begin Records
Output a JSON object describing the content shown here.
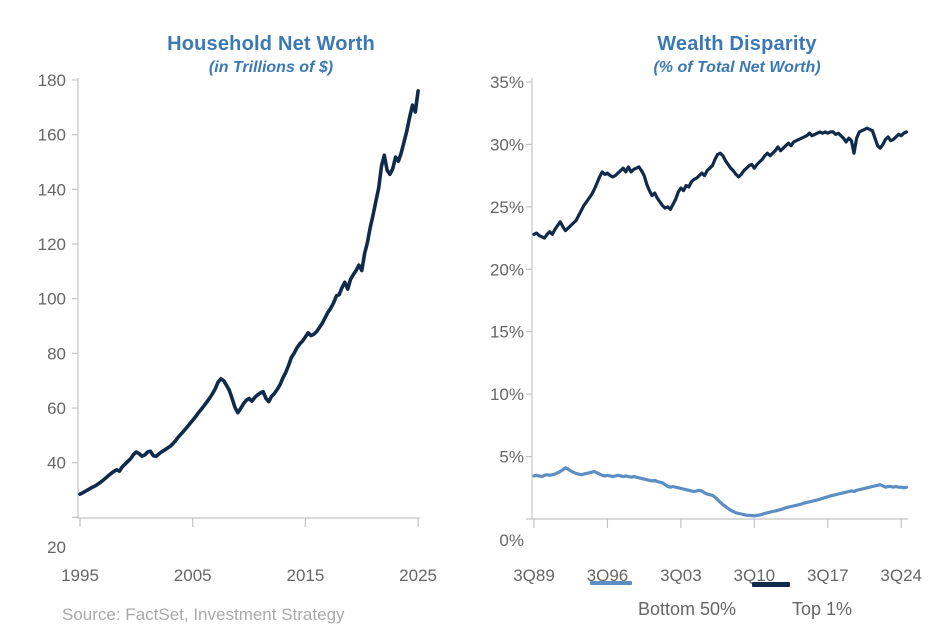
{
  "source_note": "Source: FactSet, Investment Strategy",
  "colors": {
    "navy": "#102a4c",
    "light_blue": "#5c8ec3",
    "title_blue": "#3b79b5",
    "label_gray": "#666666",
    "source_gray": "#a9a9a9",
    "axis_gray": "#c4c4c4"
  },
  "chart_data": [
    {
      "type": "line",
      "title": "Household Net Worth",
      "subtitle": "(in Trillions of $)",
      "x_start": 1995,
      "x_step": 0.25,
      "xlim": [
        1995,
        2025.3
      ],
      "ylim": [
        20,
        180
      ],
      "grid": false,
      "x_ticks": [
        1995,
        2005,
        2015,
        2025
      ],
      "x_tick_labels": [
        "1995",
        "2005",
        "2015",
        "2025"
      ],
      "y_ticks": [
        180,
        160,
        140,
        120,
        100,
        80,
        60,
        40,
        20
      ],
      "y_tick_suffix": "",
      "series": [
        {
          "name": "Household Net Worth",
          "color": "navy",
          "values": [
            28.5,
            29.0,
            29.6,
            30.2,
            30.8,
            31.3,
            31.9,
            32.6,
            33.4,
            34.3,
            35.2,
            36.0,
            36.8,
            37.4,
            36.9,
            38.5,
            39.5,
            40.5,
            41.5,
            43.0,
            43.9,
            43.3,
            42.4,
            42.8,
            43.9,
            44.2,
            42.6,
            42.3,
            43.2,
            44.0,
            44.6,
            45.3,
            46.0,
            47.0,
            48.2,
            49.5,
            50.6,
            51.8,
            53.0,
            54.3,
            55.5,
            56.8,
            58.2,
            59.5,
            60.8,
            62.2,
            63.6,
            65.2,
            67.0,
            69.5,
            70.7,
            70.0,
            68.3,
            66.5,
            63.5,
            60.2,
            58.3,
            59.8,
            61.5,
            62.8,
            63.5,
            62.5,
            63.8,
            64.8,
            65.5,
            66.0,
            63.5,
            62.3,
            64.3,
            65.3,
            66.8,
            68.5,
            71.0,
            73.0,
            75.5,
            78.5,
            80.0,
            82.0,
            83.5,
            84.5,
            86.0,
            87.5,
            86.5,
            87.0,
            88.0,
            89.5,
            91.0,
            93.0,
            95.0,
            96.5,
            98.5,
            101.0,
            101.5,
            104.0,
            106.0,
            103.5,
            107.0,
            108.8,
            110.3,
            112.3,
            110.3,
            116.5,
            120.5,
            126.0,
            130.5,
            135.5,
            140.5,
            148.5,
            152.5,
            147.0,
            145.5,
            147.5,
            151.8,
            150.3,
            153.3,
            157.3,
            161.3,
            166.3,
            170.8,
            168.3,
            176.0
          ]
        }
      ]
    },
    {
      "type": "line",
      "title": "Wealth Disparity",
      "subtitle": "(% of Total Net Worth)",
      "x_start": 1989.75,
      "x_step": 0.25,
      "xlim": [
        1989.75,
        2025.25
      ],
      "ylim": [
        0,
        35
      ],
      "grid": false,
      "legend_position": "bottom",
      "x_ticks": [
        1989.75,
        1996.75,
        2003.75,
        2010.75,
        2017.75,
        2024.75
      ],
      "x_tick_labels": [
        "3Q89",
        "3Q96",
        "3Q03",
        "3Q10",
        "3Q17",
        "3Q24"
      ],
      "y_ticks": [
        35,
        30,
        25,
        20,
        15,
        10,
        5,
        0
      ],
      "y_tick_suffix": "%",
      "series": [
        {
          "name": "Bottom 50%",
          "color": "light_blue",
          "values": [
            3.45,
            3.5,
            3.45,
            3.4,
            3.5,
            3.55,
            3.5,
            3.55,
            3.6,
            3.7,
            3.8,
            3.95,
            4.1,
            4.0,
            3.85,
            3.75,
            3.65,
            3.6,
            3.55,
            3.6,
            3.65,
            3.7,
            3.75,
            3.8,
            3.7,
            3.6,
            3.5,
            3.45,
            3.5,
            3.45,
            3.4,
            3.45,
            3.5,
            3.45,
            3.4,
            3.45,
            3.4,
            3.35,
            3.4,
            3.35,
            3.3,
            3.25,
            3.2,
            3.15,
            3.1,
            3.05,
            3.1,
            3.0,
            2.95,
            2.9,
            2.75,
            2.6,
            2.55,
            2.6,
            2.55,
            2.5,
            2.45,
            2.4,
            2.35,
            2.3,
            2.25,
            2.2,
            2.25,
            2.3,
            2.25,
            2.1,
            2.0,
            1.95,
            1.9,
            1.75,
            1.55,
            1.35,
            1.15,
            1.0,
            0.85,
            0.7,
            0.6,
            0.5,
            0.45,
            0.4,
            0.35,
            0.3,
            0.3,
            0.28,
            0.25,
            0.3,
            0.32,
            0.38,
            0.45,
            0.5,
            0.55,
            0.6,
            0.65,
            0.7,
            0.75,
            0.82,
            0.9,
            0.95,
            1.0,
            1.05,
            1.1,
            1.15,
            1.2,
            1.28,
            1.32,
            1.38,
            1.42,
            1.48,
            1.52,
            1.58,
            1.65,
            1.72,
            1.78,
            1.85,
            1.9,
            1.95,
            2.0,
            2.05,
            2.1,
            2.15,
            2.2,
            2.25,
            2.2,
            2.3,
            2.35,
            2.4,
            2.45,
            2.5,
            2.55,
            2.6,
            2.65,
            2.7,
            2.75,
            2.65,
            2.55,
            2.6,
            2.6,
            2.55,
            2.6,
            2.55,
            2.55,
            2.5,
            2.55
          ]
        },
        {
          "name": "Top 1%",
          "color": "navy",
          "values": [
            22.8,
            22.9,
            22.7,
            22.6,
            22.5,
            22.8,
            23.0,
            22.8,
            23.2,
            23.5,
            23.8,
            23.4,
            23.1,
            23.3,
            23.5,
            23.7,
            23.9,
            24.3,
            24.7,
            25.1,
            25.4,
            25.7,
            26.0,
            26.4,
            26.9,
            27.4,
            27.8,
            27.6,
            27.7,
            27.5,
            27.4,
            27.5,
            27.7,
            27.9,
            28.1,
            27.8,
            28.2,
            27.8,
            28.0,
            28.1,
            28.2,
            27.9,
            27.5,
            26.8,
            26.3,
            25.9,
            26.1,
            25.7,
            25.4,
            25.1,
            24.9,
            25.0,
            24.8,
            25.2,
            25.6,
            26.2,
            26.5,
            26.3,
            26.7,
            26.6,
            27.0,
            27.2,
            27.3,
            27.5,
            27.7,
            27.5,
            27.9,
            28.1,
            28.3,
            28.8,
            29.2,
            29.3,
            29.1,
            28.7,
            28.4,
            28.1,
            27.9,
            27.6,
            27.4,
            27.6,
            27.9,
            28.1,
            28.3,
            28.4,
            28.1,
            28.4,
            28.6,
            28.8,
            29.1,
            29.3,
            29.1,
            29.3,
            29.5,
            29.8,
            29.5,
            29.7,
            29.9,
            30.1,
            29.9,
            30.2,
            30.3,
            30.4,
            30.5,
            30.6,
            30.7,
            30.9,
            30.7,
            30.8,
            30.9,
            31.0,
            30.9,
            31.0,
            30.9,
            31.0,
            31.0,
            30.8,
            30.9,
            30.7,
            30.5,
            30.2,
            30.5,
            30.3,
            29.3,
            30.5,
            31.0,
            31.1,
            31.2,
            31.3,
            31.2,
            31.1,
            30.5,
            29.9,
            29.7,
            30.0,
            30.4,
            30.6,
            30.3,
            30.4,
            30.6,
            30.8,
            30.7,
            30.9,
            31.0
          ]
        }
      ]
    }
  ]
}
end Records
Set exercise
Return all of the data exactly as written, and drop the pictures.

Result of the task
Output a JSON object describing the content shown here.
{
  "source_note": "Source: FactSet, Investment Strategy",
  "colors": {
    "navy": "#102a4c",
    "light_blue": "#5c8ec3",
    "title_blue": "#3b79b5",
    "label_gray": "#666666",
    "source_gray": "#a9a9a9",
    "axis_gray": "#c4c4c4"
  },
  "chart_data": [
    {
      "type": "line",
      "title": "Household Net Worth",
      "subtitle": "(in Trillions of $)",
      "x_start": 1995,
      "x_step": 0.25,
      "xlim": [
        1995,
        2025.3
      ],
      "ylim": [
        20,
        180
      ],
      "grid": false,
      "x_ticks": [
        1995,
        2005,
        2015,
        2025
      ],
      "x_tick_labels": [
        "1995",
        "2005",
        "2015",
        "2025"
      ],
      "y_ticks": [
        180,
        160,
        140,
        120,
        100,
        80,
        60,
        40,
        20
      ],
      "y_tick_suffix": "",
      "series": [
        {
          "name": "Household Net Worth",
          "color": "navy",
          "values": [
            28.5,
            29.0,
            29.6,
            30.2,
            30.8,
            31.3,
            31.9,
            32.6,
            33.4,
            34.3,
            35.2,
            36.0,
            36.8,
            37.4,
            36.9,
            38.5,
            39.5,
            40.5,
            41.5,
            43.0,
            43.9,
            43.3,
            42.4,
            42.8,
            43.9,
            44.2,
            42.6,
            42.3,
            43.2,
            44.0,
            44.6,
            45.3,
            46.0,
            47.0,
            48.2,
            49.5,
            50.6,
            51.8,
            53.0,
            54.3,
            55.5,
            56.8,
            58.2,
            59.5,
            60.8,
            62.2,
            63.6,
            65.2,
            67.0,
            69.5,
            70.7,
            70.0,
            68.3,
            66.5,
            63.5,
            60.2,
            58.3,
            59.8,
            61.5,
            62.8,
            63.5,
            62.5,
            63.8,
            64.8,
            65.5,
            66.0,
            63.5,
            62.3,
            64.3,
            65.3,
            66.8,
            68.5,
            71.0,
            73.0,
            75.5,
            78.5,
            80.0,
            82.0,
            83.5,
            84.5,
            86.0,
            87.5,
            86.5,
            87.0,
            88.0,
            89.5,
            91.0,
            93.0,
            95.0,
            96.5,
            98.5,
            101.0,
            101.5,
            104.0,
            106.0,
            103.5,
            107.0,
            108.8,
            110.3,
            112.3,
            110.3,
            116.5,
            120.5,
            126.0,
            130.5,
            135.5,
            140.5,
            148.5,
            152.5,
            147.0,
            145.5,
            147.5,
            151.8,
            150.3,
            153.3,
            157.3,
            161.3,
            166.3,
            170.8,
            168.3,
            176.0
          ]
        }
      ]
    },
    {
      "type": "line",
      "title": "Wealth Disparity",
      "subtitle": "(% of Total Net Worth)",
      "x_start": 1989.75,
      "x_step": 0.25,
      "xlim": [
        1989.75,
        2025.25
      ],
      "ylim": [
        0,
        35
      ],
      "grid": false,
      "legend_position": "bottom",
      "x_ticks": [
        1989.75,
        1996.75,
        2003.75,
        2010.75,
        2017.75,
        2024.75
      ],
      "x_tick_labels": [
        "3Q89",
        "3Q96",
        "3Q03",
        "3Q10",
        "3Q17",
        "3Q24"
      ],
      "y_ticks": [
        35,
        30,
        25,
        20,
        15,
        10,
        5,
        0
      ],
      "y_tick_suffix": "%",
      "series": [
        {
          "name": "Bottom 50%",
          "color": "light_blue",
          "values": [
            3.45,
            3.5,
            3.45,
            3.4,
            3.5,
            3.55,
            3.5,
            3.55,
            3.6,
            3.7,
            3.8,
            3.95,
            4.1,
            4.0,
            3.85,
            3.75,
            3.65,
            3.6,
            3.55,
            3.6,
            3.65,
            3.7,
            3.75,
            3.8,
            3.7,
            3.6,
            3.5,
            3.45,
            3.5,
            3.45,
            3.4,
            3.45,
            3.5,
            3.45,
            3.4,
            3.45,
            3.4,
            3.35,
            3.4,
            3.35,
            3.3,
            3.25,
            3.2,
            3.15,
            3.1,
            3.05,
            3.1,
            3.0,
            2.95,
            2.9,
            2.75,
            2.6,
            2.55,
            2.6,
            2.55,
            2.5,
            2.45,
            2.4,
            2.35,
            2.3,
            2.25,
            2.2,
            2.25,
            2.3,
            2.25,
            2.1,
            2.0,
            1.95,
            1.9,
            1.75,
            1.55,
            1.35,
            1.15,
            1.0,
            0.85,
            0.7,
            0.6,
            0.5,
            0.45,
            0.4,
            0.35,
            0.3,
            0.3,
            0.28,
            0.25,
            0.3,
            0.32,
            0.38,
            0.45,
            0.5,
            0.55,
            0.6,
            0.65,
            0.7,
            0.75,
            0.82,
            0.9,
            0.95,
            1.0,
            1.05,
            1.1,
            1.15,
            1.2,
            1.28,
            1.32,
            1.38,
            1.42,
            1.48,
            1.52,
            1.58,
            1.65,
            1.72,
            1.78,
            1.85,
            1.9,
            1.95,
            2.0,
            2.05,
            2.1,
            2.15,
            2.2,
            2.25,
            2.2,
            2.3,
            2.35,
            2.4,
            2.45,
            2.5,
            2.55,
            2.6,
            2.65,
            2.7,
            2.75,
            2.65,
            2.55,
            2.6,
            2.6,
            2.55,
            2.6,
            2.55,
            2.55,
            2.5,
            2.55
          ]
        },
        {
          "name": "Top 1%",
          "color": "navy",
          "values": [
            22.8,
            22.9,
            22.7,
            22.6,
            22.5,
            22.8,
            23.0,
            22.8,
            23.2,
            23.5,
            23.8,
            23.4,
            23.1,
            23.3,
            23.5,
            23.7,
            23.9,
            24.3,
            24.7,
            25.1,
            25.4,
            25.7,
            26.0,
            26.4,
            26.9,
            27.4,
            27.8,
            27.6,
            27.7,
            27.5,
            27.4,
            27.5,
            27.7,
            27.9,
            28.1,
            27.8,
            28.2,
            27.8,
            28.0,
            28.1,
            28.2,
            27.9,
            27.5,
            26.8,
            26.3,
            25.9,
            26.1,
            25.7,
            25.4,
            25.1,
            24.9,
            25.0,
            24.8,
            25.2,
            25.6,
            26.2,
            26.5,
            26.3,
            26.7,
            26.6,
            27.0,
            27.2,
            27.3,
            27.5,
            27.7,
            27.5,
            27.9,
            28.1,
            28.3,
            28.8,
            29.2,
            29.3,
            29.1,
            28.7,
            28.4,
            28.1,
            27.9,
            27.6,
            27.4,
            27.6,
            27.9,
            28.1,
            28.3,
            28.4,
            28.1,
            28.4,
            28.6,
            28.8,
            29.1,
            29.3,
            29.1,
            29.3,
            29.5,
            29.8,
            29.5,
            29.7,
            29.9,
            30.1,
            29.9,
            30.2,
            30.3,
            30.4,
            30.5,
            30.6,
            30.7,
            30.9,
            30.7,
            30.8,
            30.9,
            31.0,
            30.9,
            31.0,
            30.9,
            31.0,
            31.0,
            30.8,
            30.9,
            30.7,
            30.5,
            30.2,
            30.5,
            30.3,
            29.3,
            30.5,
            31.0,
            31.1,
            31.2,
            31.3,
            31.2,
            31.1,
            30.5,
            29.9,
            29.7,
            30.0,
            30.4,
            30.6,
            30.3,
            30.4,
            30.6,
            30.8,
            30.7,
            30.9,
            31.0
          ]
        }
      ]
    }
  ]
}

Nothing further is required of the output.